Re: Why Pull-Parser faster ?

Dennis Sosnoski Thu, 20 Feb 2003 18:17:13 -0800

Hi Ricky,

This is getting pretty far off-topic for this list, but I'll give it one more shot. With a pull parser it's easy to create a wrapper method for handling elements that are similar. For instance, if you've got elements that have an int value as content, or other primitive types, or just plain text, you can define methods to take care of the details of processing these. Suppose B1 is an int in your example, and B2 is a String. Then using method wrappers for the pull parser interface (parseIntElement(name) to parse an element with the supplied name, returning the character data content as an int or throwing an exception on error; parseStringElement(name) to do the same thing with plain text content) I can write code like this to process the B element:

private XmlPullParser m_parser;

public B parseB() throws ParseException {
B b = new B();
b.b1 = parseIntElement("B1");
b.b2 = parseStringElement("B2");
return B;
}

If parseB returns successfully I know I've got a good B element. If one of the components is missing or invalid I'll get an exception, and not try to process garbage. If you do the same thing with SAX you need to either turn on parser validation (slow) or keep track of the child elements you've seen while processing the B element (complex) - otherwise, if you're missing a B1 child element you'll never know it.

### [Information given]
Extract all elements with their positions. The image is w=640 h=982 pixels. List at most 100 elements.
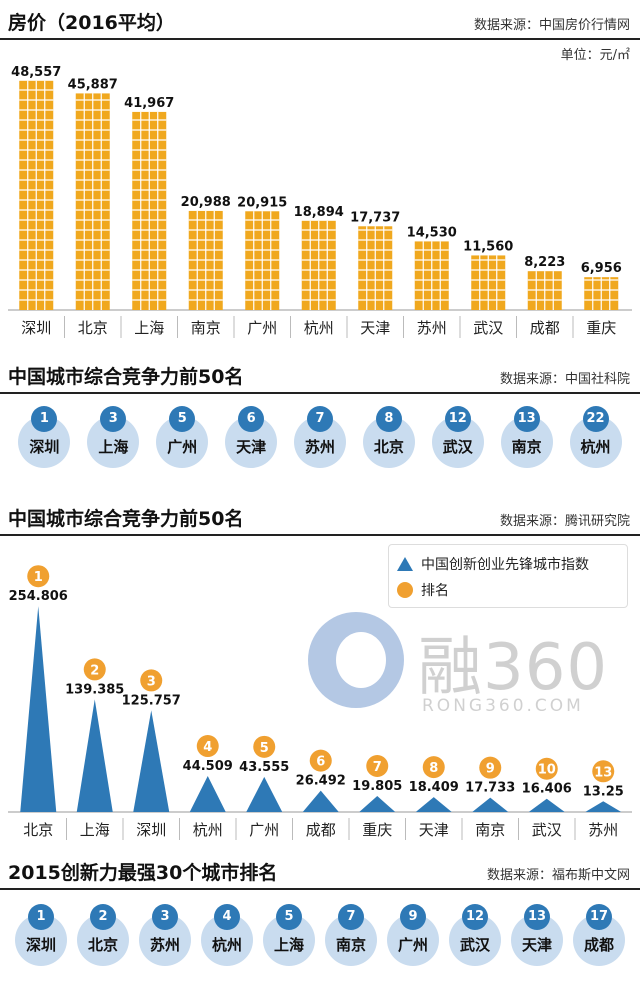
rank-city-label: 武汉 bbox=[459, 936, 490, 954]
rank-city-label: 北京 bbox=[87, 936, 118, 954]
index-data-label: 44.509 bbox=[183, 759, 233, 774]
index-data-label: 19.805 bbox=[352, 779, 402, 794]
index-triangle bbox=[20, 606, 57, 812]
index-data-label: 16.406 bbox=[522, 782, 572, 797]
rank-number: 7 bbox=[373, 760, 382, 775]
price-bar bbox=[414, 241, 449, 310]
rank-circle bbox=[592, 760, 615, 783]
rank-city-label: 北京 bbox=[373, 438, 404, 456]
price-data-label: 41,967 bbox=[124, 96, 174, 111]
rank-badge: 13 bbox=[513, 406, 540, 432]
rank-city-label: 广州 bbox=[397, 936, 428, 954]
rank-city-label: 南京 bbox=[511, 438, 542, 456]
watermark-logo bbox=[308, 612, 404, 708]
price-data-label: 18,894 bbox=[294, 205, 344, 220]
price-bar bbox=[188, 210, 223, 310]
legend-rank-label: 排名 bbox=[421, 583, 449, 599]
rank-item: 3 上海 bbox=[83, 406, 143, 468]
rank-item: 6 天津 bbox=[221, 406, 281, 468]
rank-number: 10 bbox=[538, 763, 556, 778]
rank-badge: 6 bbox=[238, 406, 265, 432]
index-category-label: 上海 bbox=[80, 821, 110, 839]
price-category-label: 南京 bbox=[191, 319, 221, 337]
price-bar bbox=[527, 271, 562, 310]
index-triangle bbox=[415, 797, 452, 812]
rank-circle bbox=[83, 658, 106, 681]
watermark-brand: 融360 bbox=[418, 631, 609, 705]
rank-circle bbox=[196, 735, 219, 758]
rank-number: 13 bbox=[594, 765, 612, 780]
rank-city-label: 广州 bbox=[167, 438, 198, 456]
rank-item: 7 南京 bbox=[321, 904, 381, 966]
rank-badge: 2 bbox=[90, 904, 116, 930]
rank-badge: 7 bbox=[338, 904, 364, 930]
price-category-label: 深圳 bbox=[21, 319, 51, 337]
rank-item: 1 深圳 bbox=[11, 904, 71, 966]
rank-city-label: 杭州 bbox=[211, 936, 242, 954]
price-bar bbox=[358, 226, 393, 310]
price-data-label: 20,915 bbox=[237, 195, 287, 210]
price-category-label: 重庆 bbox=[586, 319, 616, 337]
rank-city-label: 天津 bbox=[521, 936, 552, 954]
index-data-label: 125.757 bbox=[122, 693, 181, 708]
price-bar bbox=[75, 93, 110, 310]
section4-rank-row: 1 深圳 2 北京 3 苏州 4 杭州 5 上海 7 南京 9 广州 12 武汉 13 天津 17 成都 bbox=[0, 904, 640, 966]
rank-item: 4 杭州 bbox=[197, 904, 257, 966]
index-triangle bbox=[76, 699, 113, 812]
rank-item: 2 北京 bbox=[73, 904, 133, 966]
price-category-label: 上海 bbox=[134, 319, 164, 337]
section2-title: 中国城市综合竞争力前50名 bbox=[8, 366, 244, 388]
index-data-label: 26.492 bbox=[296, 774, 346, 789]
section1-source: 数据来源：中国房价行情网 bbox=[473, 18, 630, 33]
section4-header: 2015创新力最强30个城市排名 数据来源：福布斯中文网 bbox=[0, 856, 640, 890]
rank-city-label: 深圳 bbox=[25, 936, 56, 954]
rank-badge: 5 bbox=[276, 904, 302, 930]
rank-circle bbox=[309, 749, 332, 772]
index-triangle bbox=[189, 776, 226, 812]
rank-badge: 13 bbox=[524, 904, 550, 930]
price-category-label: 武汉 bbox=[473, 319, 503, 337]
rank-item: 13 南京 bbox=[497, 406, 557, 468]
price-data-label: 14,530 bbox=[407, 225, 457, 240]
rank-circle bbox=[366, 755, 389, 778]
rank-badge: 17 bbox=[586, 904, 612, 930]
rank-item: 3 苏州 bbox=[135, 904, 195, 966]
index-category-label: 广州 bbox=[249, 821, 279, 839]
watermark-domain: RONG360.COM bbox=[422, 696, 584, 716]
section3-header: 中国城市综合竞争力前50名 数据来源：腾讯研究院 bbox=[0, 502, 640, 536]
rank-city-label: 上海 bbox=[273, 936, 304, 954]
price-data-label: 45,887 bbox=[68, 77, 118, 92]
index-data-label: 43.555 bbox=[239, 760, 289, 775]
price-category-label: 北京 bbox=[78, 319, 108, 337]
index-triangle bbox=[585, 801, 622, 812]
rank-number: 1 bbox=[34, 570, 43, 585]
rank-item: 5 上海 bbox=[259, 904, 319, 966]
legend-index-label: 中国创新创业先锋城市指数 bbox=[421, 557, 589, 573]
index-category-label: 深圳 bbox=[136, 821, 166, 839]
price-data-label: 11,560 bbox=[463, 239, 513, 254]
index-category-label: 苏州 bbox=[588, 821, 618, 839]
index-category-label: 成都 bbox=[306, 821, 336, 839]
rank-city-label: 南京 bbox=[335, 936, 366, 954]
rank-badge: 8 bbox=[375, 406, 402, 432]
rank-number: 2 bbox=[90, 663, 99, 678]
rank-circle bbox=[479, 756, 502, 779]
rank-city-label: 杭州 bbox=[580, 438, 611, 456]
rank-number: 6 bbox=[316, 755, 325, 770]
triangle-icon bbox=[397, 557, 413, 571]
index-category-label: 南京 bbox=[475, 821, 505, 839]
rank-item: 22 杭州 bbox=[566, 406, 626, 468]
rank-badge: 5 bbox=[169, 406, 196, 432]
rank-item: 1 深圳 bbox=[14, 406, 74, 468]
rank-badge: 22 bbox=[582, 406, 609, 432]
index-category-label: 天津 bbox=[419, 821, 449, 839]
index-triangle bbox=[528, 798, 565, 812]
index-triangle bbox=[246, 776, 283, 812]
section1-title: 房价（2016平均） bbox=[8, 12, 175, 34]
rank-number: 3 bbox=[147, 674, 156, 689]
price-category-label: 天津 bbox=[360, 319, 390, 337]
rank-item: 5 广州 bbox=[152, 406, 212, 468]
section2-header: 中国城市综合竞争力前50名 数据来源：中国社科院 bbox=[0, 360, 640, 394]
price-data-label: 17,737 bbox=[350, 210, 400, 225]
price-unit: 单位：元/㎡ bbox=[560, 48, 630, 63]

### [Directives]
a - Update the part of the pull parser post that opens with the words containing "private XmlPullParser m_parser;" and closes with "never know it.", giving it again with "garbage" changed to "bad data".
b - In the pull parser post, turn the paragraph beginning "If parseB returns successfully" into a short bulleted list that keeps its main points.
c - Proceed with the pull parser post, picking up right after its last sentence.
The rows are material separate from the pull parser post.

### [Task responses]
a -
private XmlPullParser m_parser;

public B parseB() throws ParseException {
B b = new B();
b.b1 = parseIntElement("B1");
b.b2 = parseStringElement("B2");
return B;
}

If parseB returns successfully I know I've got a good B element. If one of the components is missing or invalid I'll get an exception, and not try to process bad data. If you do the same thing with SAX you need to either turn on parser validation (slow) or keep track of the child elements you've seen while processing the B element (complex) - otherwise, if you're missing a B1 child element you'll never know it.

b -
- A successful return from parseB means the B element is good.
- A missing or invalid component raises an exception, so garbage is not processed.
- With SAX, you must either turn on parser validation (slow) or track the child elements seen while processing B (complex).
- Without one of those, a missing B1 child element goes unnoticed.

c -
Hope that helps clarify why I say it's simpler and faster to do this type of operation with a pull parser - it's not that the parser itself is necessarily faster, it's that the code that uses the parser can be simpler and faster.

- Dennis

Ricky Ho wrote:

Thanks Dennis, some more followup question ....

Is it true that Pull Parser is also a forward-only iterator ? The only difference that I see is still that Pull Parser allows you to stop anytime. Maybe lets go through an example as follows ...

Look at the following XML element, lets say I want to do some processing for the <B> tag and its child element <B1>, <B2>

<A>
<B>
<B1> ... </B1>
<B2> ... </B2>
</B>
<C>
....
</C>
</A>

In SAX, you do it this way ...

class MyHandler {
State state;

void startElement(String elementName, Attributes attr) {
if (elementName.equals("B")) {
B objectB = new B(attr);
state.save(objectB);
return;
}

if (elementName.equals("B1")) {
B1 objectB1 = new B1(attr);
state.save(objectB1);
return;
}

if (elementName.equals("B")) {
B2 objectB2 = new B2(attr);
state.save(objectB2);
return;
}
}

void endElement(String elementName) {
if (elementName.equals("B")) {
process(state);
return;
}
}
}

If I do it in XPP, I'll do it this way ...

class XmlPullHandler {
State state
public void handle () {
XmlPullParser xpp = factory.newPullParser();
xpp._setInput_(....);
int eventType = xpp.getEventType();
while (eventType != xpp.END_DOCUMENT) {
if(eventType == xpp.START_TAG) {
if (xpp.getName.equals("B")) {
B objectB = new B(attr);
state.save(objectB);
xpp.next();
if (xpp.getName().equals("B1")) {
B1 objectB1 = new B1(xpp.getAttributes());
state.save(objectB1);
}
xpp.next();
if (xpp.getName().equals("B2")) {
B2 objectB2 = new B2(xpp.getAttributes());
state.save(objectB2);
}
process(state);
return;
}
}
eventType = xpp.next();
}
}
}

Of course the code is structured differently and I agree that XPP is much easier to understand then SAX (which has code scattered).
But if you look at the run time thread execution, they are doing almost exactly the same thing, except that in XPP, it stop after enough data is gathered. And this is the only difference that I see.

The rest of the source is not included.